▶ EXERCISE REQUIREMENTS
Do any lines in the data below contain "Gartenbau"? If so, copy every one of them.

**********

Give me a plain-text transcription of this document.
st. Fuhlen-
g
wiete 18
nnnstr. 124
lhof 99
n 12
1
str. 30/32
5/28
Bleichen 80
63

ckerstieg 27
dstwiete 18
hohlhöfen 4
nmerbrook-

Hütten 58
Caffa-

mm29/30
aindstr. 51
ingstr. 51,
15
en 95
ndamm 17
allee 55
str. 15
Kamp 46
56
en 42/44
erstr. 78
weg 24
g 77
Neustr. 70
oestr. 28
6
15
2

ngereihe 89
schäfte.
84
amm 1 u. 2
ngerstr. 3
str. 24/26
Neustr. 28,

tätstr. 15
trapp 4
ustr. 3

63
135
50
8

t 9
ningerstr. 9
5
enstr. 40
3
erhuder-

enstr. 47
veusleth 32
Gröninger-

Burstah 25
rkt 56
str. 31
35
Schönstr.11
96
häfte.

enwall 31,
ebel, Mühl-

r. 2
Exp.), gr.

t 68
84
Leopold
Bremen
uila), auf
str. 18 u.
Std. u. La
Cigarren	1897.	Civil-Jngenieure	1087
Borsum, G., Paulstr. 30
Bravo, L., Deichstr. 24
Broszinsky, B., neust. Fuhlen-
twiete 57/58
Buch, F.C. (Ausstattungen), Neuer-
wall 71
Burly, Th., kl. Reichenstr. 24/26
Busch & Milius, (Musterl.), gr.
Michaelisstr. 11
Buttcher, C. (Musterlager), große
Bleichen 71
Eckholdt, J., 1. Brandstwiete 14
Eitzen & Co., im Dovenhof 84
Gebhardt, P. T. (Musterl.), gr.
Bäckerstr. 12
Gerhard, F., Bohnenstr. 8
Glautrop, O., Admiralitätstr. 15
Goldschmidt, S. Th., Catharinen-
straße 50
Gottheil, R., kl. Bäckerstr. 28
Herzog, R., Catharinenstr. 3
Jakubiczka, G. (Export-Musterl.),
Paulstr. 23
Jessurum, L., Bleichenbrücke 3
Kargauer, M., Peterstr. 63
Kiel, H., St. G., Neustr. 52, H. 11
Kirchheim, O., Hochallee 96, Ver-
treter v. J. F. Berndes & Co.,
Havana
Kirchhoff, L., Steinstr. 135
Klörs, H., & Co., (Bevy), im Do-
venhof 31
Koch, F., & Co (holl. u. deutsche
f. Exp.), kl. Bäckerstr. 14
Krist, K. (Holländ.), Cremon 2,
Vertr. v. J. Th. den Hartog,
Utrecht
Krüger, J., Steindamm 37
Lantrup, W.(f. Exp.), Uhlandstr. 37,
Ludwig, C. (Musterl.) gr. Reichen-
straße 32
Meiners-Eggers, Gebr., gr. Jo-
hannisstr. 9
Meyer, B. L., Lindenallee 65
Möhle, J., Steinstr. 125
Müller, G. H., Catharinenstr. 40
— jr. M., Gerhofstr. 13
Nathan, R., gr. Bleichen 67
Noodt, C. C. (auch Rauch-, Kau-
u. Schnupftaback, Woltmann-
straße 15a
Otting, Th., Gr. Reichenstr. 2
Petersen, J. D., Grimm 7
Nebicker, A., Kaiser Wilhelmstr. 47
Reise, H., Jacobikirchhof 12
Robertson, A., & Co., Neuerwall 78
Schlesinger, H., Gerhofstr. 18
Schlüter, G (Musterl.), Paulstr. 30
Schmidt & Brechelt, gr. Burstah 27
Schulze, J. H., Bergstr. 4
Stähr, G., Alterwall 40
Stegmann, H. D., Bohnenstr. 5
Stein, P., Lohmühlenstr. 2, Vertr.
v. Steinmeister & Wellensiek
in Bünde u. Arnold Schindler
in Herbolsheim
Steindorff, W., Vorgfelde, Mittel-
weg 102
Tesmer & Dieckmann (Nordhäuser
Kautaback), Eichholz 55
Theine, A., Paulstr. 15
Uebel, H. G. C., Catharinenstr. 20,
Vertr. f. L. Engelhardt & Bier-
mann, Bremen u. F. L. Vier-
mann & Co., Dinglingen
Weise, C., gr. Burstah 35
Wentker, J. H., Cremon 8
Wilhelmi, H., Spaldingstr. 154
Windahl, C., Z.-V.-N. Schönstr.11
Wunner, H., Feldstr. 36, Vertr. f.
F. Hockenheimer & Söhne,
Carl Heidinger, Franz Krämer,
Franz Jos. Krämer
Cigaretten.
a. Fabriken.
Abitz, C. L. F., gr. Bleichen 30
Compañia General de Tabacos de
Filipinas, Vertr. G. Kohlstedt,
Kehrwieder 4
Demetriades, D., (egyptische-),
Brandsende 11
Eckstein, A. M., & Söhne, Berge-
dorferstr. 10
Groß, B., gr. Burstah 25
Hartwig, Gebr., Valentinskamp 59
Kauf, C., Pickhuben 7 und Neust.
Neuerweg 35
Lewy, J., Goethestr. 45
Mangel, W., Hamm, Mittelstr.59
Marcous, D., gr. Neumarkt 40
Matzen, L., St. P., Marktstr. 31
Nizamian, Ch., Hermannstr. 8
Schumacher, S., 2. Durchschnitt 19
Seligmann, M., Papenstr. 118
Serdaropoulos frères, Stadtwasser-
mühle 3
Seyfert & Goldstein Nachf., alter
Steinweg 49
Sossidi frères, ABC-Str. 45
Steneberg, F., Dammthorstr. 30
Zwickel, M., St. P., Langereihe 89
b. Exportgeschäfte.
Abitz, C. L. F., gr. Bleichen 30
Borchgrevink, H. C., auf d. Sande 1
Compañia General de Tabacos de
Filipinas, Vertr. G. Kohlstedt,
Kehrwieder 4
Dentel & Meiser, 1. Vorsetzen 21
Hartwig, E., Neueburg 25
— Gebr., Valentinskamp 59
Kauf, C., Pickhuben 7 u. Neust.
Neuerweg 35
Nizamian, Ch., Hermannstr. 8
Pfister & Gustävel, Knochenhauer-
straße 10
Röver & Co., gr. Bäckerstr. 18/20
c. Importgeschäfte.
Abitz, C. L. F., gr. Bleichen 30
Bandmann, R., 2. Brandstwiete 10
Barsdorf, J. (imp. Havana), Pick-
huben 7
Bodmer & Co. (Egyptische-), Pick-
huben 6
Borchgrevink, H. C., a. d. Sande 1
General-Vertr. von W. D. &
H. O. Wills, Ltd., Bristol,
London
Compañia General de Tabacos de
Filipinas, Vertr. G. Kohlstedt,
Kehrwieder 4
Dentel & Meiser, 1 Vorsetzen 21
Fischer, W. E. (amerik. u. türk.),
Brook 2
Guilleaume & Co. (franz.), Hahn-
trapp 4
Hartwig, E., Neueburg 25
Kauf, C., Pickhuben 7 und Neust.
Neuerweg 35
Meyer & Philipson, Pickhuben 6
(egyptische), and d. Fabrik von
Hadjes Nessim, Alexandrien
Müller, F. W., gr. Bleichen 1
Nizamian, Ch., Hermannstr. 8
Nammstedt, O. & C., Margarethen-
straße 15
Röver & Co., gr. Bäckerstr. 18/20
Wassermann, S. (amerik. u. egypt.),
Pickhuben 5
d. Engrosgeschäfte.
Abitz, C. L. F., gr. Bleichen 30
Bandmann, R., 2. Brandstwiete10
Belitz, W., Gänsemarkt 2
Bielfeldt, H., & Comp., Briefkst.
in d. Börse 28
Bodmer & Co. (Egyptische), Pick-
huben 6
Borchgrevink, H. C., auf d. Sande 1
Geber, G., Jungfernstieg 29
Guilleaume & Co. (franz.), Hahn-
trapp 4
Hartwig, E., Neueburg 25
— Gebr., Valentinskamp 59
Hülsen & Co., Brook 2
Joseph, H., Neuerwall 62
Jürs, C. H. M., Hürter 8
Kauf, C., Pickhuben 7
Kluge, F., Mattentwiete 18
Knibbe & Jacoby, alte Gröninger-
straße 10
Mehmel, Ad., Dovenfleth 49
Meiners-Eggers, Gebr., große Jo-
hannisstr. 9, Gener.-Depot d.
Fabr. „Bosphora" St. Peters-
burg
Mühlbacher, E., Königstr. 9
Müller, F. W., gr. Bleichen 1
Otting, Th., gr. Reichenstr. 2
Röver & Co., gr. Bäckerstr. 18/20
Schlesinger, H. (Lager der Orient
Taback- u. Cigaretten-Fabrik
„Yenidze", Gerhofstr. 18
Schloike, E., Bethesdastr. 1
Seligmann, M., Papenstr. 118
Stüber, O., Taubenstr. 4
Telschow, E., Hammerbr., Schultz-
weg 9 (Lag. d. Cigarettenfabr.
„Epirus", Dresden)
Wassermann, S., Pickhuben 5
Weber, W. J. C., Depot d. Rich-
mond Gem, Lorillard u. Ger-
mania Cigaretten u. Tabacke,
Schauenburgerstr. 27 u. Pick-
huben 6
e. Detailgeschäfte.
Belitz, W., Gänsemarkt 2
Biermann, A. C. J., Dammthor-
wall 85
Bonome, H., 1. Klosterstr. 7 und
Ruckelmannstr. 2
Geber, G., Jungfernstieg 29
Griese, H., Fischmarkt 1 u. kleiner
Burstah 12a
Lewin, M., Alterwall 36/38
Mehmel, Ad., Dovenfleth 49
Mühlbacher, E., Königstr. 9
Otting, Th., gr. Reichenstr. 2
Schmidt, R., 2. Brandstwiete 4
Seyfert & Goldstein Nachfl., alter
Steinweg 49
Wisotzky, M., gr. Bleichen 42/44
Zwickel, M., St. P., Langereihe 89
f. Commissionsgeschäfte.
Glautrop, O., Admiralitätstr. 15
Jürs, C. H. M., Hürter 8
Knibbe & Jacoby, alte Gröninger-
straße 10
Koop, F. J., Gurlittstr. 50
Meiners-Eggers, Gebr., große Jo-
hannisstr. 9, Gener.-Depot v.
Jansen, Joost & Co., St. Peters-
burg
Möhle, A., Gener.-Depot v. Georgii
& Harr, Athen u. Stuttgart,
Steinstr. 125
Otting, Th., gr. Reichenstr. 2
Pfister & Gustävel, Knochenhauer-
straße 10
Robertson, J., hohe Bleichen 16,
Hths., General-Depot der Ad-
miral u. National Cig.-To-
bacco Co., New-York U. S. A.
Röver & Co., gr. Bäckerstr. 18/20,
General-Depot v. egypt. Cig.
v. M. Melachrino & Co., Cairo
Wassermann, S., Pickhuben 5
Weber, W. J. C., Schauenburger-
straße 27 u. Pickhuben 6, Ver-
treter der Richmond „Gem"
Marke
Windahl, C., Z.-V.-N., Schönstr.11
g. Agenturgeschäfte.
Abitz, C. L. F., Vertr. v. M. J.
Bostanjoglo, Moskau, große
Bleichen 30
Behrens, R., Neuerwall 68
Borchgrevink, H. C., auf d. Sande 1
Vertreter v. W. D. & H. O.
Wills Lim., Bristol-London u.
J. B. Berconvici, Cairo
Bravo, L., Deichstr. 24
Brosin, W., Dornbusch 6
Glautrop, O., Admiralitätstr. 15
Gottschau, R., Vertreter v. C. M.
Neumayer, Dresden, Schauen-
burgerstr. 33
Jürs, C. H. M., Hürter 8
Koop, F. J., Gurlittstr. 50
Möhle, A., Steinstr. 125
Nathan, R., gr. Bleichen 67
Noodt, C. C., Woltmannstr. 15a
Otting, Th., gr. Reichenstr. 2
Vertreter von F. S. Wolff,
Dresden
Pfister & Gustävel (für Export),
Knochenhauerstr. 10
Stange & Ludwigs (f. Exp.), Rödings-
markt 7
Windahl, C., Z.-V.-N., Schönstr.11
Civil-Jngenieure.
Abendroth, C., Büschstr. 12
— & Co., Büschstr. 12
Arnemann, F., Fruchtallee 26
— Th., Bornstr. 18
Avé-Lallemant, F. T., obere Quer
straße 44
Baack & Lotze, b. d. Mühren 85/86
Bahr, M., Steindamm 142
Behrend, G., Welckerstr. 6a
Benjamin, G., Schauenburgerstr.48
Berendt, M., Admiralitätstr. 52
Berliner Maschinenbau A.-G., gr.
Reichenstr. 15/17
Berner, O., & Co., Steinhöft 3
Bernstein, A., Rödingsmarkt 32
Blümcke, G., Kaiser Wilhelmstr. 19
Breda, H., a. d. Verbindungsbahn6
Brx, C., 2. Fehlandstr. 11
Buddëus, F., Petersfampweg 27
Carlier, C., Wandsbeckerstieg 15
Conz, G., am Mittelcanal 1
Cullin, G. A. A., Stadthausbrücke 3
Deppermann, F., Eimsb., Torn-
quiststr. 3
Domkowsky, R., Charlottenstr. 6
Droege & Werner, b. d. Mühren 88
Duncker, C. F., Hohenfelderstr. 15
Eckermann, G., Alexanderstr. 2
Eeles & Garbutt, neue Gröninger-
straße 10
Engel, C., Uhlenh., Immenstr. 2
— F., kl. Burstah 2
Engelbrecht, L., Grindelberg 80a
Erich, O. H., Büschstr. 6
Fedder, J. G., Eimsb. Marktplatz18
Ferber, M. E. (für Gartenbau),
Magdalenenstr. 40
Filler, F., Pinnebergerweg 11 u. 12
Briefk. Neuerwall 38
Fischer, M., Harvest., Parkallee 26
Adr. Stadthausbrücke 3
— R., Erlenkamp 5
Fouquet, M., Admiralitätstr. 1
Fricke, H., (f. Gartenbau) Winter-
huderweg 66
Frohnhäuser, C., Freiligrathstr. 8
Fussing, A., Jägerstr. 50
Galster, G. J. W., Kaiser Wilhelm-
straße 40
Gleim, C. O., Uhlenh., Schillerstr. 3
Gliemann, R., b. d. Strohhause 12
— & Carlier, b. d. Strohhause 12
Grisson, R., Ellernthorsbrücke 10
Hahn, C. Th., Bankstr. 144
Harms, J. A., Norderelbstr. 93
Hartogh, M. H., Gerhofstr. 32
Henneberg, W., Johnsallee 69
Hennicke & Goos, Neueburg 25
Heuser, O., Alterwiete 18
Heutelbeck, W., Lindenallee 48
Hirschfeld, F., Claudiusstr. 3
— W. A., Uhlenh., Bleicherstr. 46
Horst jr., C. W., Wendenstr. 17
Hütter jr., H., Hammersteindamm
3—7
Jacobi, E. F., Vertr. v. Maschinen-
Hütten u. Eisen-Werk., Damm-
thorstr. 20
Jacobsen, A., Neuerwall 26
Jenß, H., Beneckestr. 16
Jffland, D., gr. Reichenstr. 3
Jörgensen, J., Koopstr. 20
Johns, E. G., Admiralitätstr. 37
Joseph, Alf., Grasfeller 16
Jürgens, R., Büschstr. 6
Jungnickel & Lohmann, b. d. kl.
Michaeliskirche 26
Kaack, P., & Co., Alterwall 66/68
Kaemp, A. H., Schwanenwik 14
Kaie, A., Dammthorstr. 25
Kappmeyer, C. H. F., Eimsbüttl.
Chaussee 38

**********

▶ FULL ANSWER
Ferber, M. E. (für Gartenbau),
Fricke, H., (f. Gartenbau) Winter-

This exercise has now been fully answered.